Exercise task | Would you quote the material below in full and unchanged?

··· Records provided ···

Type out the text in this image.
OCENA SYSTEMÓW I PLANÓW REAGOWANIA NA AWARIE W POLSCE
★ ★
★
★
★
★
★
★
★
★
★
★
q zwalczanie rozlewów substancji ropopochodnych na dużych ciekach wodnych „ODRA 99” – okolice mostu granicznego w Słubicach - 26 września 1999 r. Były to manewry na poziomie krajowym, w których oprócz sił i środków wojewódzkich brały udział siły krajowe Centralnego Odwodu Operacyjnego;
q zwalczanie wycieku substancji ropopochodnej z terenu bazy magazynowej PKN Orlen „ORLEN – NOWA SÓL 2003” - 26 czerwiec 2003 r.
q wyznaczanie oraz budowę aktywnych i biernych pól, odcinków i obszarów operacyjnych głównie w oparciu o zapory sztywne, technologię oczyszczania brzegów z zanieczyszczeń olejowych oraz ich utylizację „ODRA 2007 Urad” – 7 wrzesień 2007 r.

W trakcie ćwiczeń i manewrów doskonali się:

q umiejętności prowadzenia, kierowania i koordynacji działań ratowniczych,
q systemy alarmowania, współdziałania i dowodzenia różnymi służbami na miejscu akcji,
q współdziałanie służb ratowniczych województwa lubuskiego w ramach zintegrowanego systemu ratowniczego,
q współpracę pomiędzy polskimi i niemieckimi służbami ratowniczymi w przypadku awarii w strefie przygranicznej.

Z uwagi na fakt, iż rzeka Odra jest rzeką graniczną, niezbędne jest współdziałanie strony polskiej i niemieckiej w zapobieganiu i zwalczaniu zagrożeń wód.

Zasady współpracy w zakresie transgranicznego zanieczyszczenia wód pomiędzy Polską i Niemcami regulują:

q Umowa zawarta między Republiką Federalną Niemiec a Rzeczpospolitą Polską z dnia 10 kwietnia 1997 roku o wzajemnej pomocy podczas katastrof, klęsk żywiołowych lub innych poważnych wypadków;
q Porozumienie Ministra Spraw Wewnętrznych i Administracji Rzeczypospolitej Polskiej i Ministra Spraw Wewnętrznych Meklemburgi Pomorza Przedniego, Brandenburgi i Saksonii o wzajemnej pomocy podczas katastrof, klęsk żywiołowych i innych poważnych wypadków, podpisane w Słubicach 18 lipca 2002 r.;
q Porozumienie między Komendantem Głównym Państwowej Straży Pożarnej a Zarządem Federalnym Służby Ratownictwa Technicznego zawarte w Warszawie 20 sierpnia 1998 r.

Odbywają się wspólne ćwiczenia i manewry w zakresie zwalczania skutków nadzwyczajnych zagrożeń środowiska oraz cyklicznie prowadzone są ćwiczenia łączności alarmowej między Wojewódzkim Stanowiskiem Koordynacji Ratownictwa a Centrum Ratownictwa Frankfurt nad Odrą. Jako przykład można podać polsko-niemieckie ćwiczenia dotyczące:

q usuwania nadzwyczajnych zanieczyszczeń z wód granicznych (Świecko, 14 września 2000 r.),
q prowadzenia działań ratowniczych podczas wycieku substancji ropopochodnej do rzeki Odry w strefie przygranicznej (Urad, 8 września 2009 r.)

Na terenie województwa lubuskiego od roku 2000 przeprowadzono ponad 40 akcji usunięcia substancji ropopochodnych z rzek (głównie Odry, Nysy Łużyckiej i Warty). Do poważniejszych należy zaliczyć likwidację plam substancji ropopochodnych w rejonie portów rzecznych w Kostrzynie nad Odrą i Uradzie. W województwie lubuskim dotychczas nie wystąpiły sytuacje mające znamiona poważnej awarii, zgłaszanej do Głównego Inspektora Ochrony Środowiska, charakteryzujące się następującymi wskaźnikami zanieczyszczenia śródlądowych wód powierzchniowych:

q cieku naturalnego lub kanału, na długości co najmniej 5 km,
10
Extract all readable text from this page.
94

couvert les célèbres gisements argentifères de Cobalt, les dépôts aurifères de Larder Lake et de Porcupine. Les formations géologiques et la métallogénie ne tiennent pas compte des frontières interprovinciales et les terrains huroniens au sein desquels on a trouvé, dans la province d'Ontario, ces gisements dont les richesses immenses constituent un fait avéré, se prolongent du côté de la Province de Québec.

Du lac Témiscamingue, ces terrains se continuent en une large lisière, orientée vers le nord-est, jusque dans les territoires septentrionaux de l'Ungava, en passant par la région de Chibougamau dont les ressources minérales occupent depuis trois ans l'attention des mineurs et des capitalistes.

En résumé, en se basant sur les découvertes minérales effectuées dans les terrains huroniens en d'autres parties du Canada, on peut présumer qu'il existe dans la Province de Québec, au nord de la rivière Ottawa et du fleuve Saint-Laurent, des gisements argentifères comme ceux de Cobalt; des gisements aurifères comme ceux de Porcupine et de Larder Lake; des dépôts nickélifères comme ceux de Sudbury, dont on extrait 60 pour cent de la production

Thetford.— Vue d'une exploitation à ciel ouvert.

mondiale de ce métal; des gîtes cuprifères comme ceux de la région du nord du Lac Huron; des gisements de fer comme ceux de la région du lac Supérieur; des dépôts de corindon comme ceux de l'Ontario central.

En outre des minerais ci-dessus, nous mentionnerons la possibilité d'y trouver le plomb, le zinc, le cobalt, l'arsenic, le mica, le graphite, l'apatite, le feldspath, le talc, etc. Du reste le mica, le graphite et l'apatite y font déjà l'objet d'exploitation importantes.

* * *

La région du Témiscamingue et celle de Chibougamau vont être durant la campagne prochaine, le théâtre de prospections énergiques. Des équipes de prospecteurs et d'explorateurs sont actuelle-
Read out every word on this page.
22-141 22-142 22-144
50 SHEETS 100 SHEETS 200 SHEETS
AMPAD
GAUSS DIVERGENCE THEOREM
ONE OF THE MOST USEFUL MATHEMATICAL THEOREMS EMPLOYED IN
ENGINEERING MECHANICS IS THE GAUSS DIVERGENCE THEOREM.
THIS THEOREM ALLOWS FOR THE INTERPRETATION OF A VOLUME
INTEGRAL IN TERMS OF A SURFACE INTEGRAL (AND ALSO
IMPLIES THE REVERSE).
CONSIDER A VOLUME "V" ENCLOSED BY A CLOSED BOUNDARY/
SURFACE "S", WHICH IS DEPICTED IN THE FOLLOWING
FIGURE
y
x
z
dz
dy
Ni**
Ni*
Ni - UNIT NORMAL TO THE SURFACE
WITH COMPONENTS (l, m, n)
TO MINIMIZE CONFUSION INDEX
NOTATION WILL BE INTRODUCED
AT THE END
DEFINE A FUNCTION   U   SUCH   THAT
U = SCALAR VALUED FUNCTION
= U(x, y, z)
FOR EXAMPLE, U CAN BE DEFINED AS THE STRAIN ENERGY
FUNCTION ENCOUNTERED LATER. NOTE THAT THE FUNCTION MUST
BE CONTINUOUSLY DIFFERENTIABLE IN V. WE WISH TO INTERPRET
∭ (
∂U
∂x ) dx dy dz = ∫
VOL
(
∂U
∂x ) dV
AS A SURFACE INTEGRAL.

···

Final answer |
Type out the text in this image.
OCENA SYSTEMÓW I PLANÓW REAGOWANIA NA AWARIE W POLSCE
★ ★
★
★
★
★
★
★
★
★
★
★
q zwalczanie rozlewów substancji ropopochodnych na dużych ciekach wodnych „ODRA 99” – okolice mostu granicznego w Słubicach - 26 września 1999 r. Były to manewry na poziomie krajowym, w których oprócz sił i środków wojewódzkich brały udział siły krajowe Centralnego Odwodu Operacyjnego;
q zwalczanie wycieku substancji ropopochodnej z terenu bazy magazynowej PKN Orlen „ORLEN – NOWA SÓL 2003” - 26 czerwiec 2003 r.
q wyznaczanie oraz budowę aktywnych i biernych pól, odcinków i obszarów operacyjnych głównie w oparciu o zapory sztywne, technologię oczyszczania brzegów z zanieczyszczeń olejowych oraz ich utylizację „ODRA 2007 Urad” – 7 wrzesień 2007 r.

W trakcie ćwiczeń i manewrów doskonali się:

q umiejętności prowadzenia, kierowania i koordynacji działań ratowniczych,
q systemy alarmowania, współdziałania i dowodzenia różnymi służbami na miejscu akcji,
q współdziałanie służb ratowniczych województwa lubuskiego w ramach zintegrowanego systemu ratowniczego,
q współpracę pomiędzy polskimi i niemieckimi służbami ratowniczymi w przypadku awarii w strefie przygranicznej.

Z uwagi na fakt, iż rzeka Odra jest rzeką graniczną, niezbędne jest współdziałanie strony polskiej i niemieckiej w zapobieganiu i zwalczaniu zagrożeń wód.

Zasady współpracy w zakresie transgranicznego zanieczyszczenia wód pomiędzy Polską i Niemcami regulują:

q Umowa zawarta między Republiką Federalną Niemiec a Rzeczpospolitą Polską z dnia 10 kwietnia 1997 roku o wzajemnej pomocy podczas katastrof, klęsk żywiołowych lub innych poważnych wypadków;
q Porozumienie Ministra Spraw Wewnętrznych i Administracji Rzeczypospolitej Polskiej i Ministra Spraw Wewnętrznych Meklemburgi Pomorza Przedniego, Brandenburgi i Saksonii o wzajemnej pomocy podczas katastrof, klęsk żywiołowych i innych poważnych wypadków, podpisane w Słubicach 18 lipca 2002 r.;
q Porozumienie między Komendantem Głównym Państwowej Straży Pożarnej a Zarządem Federalnym Służby Ratownictwa Technicznego zawarte w Warszawie 20 sierpnia 1998 r.

Odbywają się wspólne ćwiczenia i manewry w zakresie zwalczania skutków nadzwyczajnych zagrożeń środowiska oraz cyklicznie prowadzone są ćwiczenia łączności alarmowej między Wojewódzkim Stanowiskiem Koordynacji Ratownictwa a Centrum Ratownictwa Frankfurt nad Odrą. Jako przykład można podać polsko-niemieckie ćwiczenia dotyczące:

q usuwania nadzwyczajnych zanieczyszczeń z wód granicznych (Świecko, 14 września 2000 r.),
q prowadzenia działań ratowniczych podczas wycieku substancji ropopochodnej do rzeki Odry w strefie przygranicznej (Urad, 8 września 2009 r.)

Na terenie województwa lubuskiego od roku 2000 przeprowadzono ponad 40 akcji usunięcia substancji ropopochodnych z rzek (głównie Odry, Nysy Łużyckiej i Warty). Do poważniejszych należy zaliczyć likwidację plam substancji ropopochodnych w rejonie portów rzecznych w Kostrzynie nad Odrą i Uradzie. W województwie lubuskim dotychczas nie wystąpiły sytuacje mające znamiona poważnej awarii, zgłaszanej do Głównego Inspektora Ochrony Środowiska, charakteryzujące się następującymi wskaźnikami zanieczyszczenia śródlądowych wód powierzchniowych:

q cieku naturalnego lub kanału, na długości co najmniej 5 km,
10
Extract all readable text from this page.
94

couvert les célèbres gisements argentifères de Cobalt, les dépôts aurifères de Larder Lake et de Porcupine. Les formations géologiques et la métallogénie ne tiennent pas compte des frontières interprovinciales et les terrains huroniens au sein desquels on a trouvé, dans la province d'Ontario, ces gisements dont les richesses immenses constituent un fait avéré, se prolongent du côté de la Province de Québec.

Du lac Témiscamingue, ces terrains se continuent en une large lisière, orientée vers le nord-est, jusque dans les territoires septentrionaux de l'Ungava, en passant par la région de Chibougamau dont les ressources minérales occupent depuis trois ans l'attention des mineurs et des capitalistes.

En résumé, en se basant sur les découvertes minérales effectuées dans les terrains huroniens en d'autres parties du Canada, on peut présumer qu'il existe dans la Province de Québec, au nord de la rivière Ottawa et du fleuve Saint-Laurent, des gisements argentifères comme ceux de Cobalt; des gisements aurifères comme ceux de Porcupine et de Larder Lake; des dépôts nickélifères comme ceux de Sudbury, dont on extrait 60 pour cent de la production

Thetford.— Vue d'une exploitation à ciel ouvert.

mondiale de ce métal; des gîtes cuprifères comme ceux de la région du nord du Lac Huron; des gisements de fer comme ceux de la région du lac Supérieur; des dépôts de corindon comme ceux de l'Ontario central.

En outre des minerais ci-dessus, nous mentionnerons la possibilité d'y trouver le plomb, le zinc, le cobalt, l'arsenic, le mica, le graphite, l'apatite, le feldspath, le talc, etc. Du reste le mica, le graphite et l'apatite y font déjà l'objet d'exploitation importantes.

* * *

La région du Témiscamingue et celle de Chibougamau vont être durant la campagne prochaine, le théâtre de prospections énergiques. Des équipes de prospecteurs et d'explorateurs sont actuelle-
Read out every word on this page.
22-141 22-142 22-144
50 SHEETS 100 SHEETS 200 SHEETS
AMPAD
GAUSS DIVERGENCE THEOREM
ONE OF THE MOST USEFUL MATHEMATICAL THEOREMS EMPLOYED IN
ENGINEERING MECHANICS IS THE GAUSS DIVERGENCE THEOREM.
THIS THEOREM ALLOWS FOR THE INTERPRETATION OF A VOLUME
INTEGRAL IN TERMS OF A SURFACE INTEGRAL (AND ALSO
IMPLIES THE REVERSE).
CONSIDER A VOLUME "V" ENCLOSED BY A CLOSED BOUNDARY/
SURFACE "S", WHICH IS DEPICTED IN THE FOLLOWING
FIGURE
y
x
z
dz
dy
Ni**
Ni*
Ni - UNIT NORMAL TO THE SURFACE
WITH COMPONENTS (l, m, n)
TO MINIMIZE CONFUSION INDEX
NOTATION WILL BE INTRODUCED
AT THE END
DEFINE A FUNCTION   U   SUCH   THAT
U = SCALAR VALUED FUNCTION
= U(x, y, z)
FOR EXAMPLE, U CAN BE DEFINED AS THE STRAIN ENERGY
FUNCTION ENCOUNTERED LATER. NOTE THAT THE FUNCTION MUST
BE CONTINUOUSLY DIFFERENTIABLE IN V. WE WISH TO INTERPRET
∭ (
∂U
∂x ) dx dy dz = ∫
VOL
(
∂U
∂x ) dV
AS A SURFACE INTEGRAL.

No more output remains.